EXERCISE DETAILS: Give back exactly the lines from the one containing "Transcribe this image's" through the end of the records, including both, and no others.

(Stored items from a collection)
....

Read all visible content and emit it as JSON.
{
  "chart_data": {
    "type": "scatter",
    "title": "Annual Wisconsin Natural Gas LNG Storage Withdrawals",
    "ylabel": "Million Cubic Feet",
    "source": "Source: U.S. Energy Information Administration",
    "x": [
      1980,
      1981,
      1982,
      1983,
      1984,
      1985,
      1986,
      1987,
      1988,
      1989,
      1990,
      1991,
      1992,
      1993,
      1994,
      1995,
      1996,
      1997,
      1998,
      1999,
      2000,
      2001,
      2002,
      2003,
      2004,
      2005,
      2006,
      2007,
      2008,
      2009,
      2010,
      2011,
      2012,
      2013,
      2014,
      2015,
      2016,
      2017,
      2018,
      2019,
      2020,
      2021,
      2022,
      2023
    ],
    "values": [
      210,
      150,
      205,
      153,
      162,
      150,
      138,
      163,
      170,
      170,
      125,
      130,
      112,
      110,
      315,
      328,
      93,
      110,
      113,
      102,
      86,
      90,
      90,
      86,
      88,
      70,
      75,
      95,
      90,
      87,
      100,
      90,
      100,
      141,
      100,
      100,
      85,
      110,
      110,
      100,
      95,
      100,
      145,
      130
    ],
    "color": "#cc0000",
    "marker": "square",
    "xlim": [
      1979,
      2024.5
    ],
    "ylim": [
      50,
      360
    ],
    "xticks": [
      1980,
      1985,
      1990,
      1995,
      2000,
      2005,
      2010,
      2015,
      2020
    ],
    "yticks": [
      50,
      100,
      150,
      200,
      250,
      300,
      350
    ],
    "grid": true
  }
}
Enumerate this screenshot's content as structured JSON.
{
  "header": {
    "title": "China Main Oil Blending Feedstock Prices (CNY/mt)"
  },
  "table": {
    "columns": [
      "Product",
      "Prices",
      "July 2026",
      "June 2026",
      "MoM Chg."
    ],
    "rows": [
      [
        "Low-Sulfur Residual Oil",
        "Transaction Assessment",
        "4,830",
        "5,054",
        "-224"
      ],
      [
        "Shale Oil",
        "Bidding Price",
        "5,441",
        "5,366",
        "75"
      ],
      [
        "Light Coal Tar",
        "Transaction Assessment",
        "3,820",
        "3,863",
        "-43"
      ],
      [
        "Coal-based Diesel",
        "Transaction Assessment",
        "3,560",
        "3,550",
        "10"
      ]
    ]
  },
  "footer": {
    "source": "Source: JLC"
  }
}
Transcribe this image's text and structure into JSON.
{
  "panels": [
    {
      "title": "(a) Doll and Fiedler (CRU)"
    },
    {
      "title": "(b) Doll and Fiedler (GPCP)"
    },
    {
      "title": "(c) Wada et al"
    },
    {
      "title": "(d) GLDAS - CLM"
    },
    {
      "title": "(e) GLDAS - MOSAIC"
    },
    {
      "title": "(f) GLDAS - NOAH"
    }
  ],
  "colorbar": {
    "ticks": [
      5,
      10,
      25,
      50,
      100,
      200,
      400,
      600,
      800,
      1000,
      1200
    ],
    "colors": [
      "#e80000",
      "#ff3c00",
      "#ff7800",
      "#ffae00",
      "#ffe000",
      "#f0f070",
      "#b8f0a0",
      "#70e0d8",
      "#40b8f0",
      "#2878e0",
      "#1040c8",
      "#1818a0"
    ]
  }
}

....

OUTPUT:
Transcribe this image's text and structure into JSON.
{
  "panels": [
    {
      "title": "(a) Doll and Fiedler (CRU)"
    },
    {
      "title": "(b) Doll and Fiedler (GPCP)"
    },
    {
      "title": "(c) Wada et al"
    },
    {
      "title": "(d) GLDAS - CLM"
    },
    {
      "title": "(e) GLDAS - MOSAIC"
    },
    {
      "title": "(f) GLDAS - NOAH"
    }
  ],
  "colorbar": {
    "ticks": [
      5,
      10,
      25,
      50,
      100,
      200,
      400,
      600,
      800,
      1000,
      1200
    ],
    "colors": [
      "#e80000",
      "#ff3c00",
      "#ff7800",
      "#ffae00",
      "#ffe000",
      "#f0f070",
      "#b8f0a0",
      "#70e0d8",
      "#40b8f0",
      "#2878e0",
      "#1040c8",
      "#1818a0"
    ]
  }
}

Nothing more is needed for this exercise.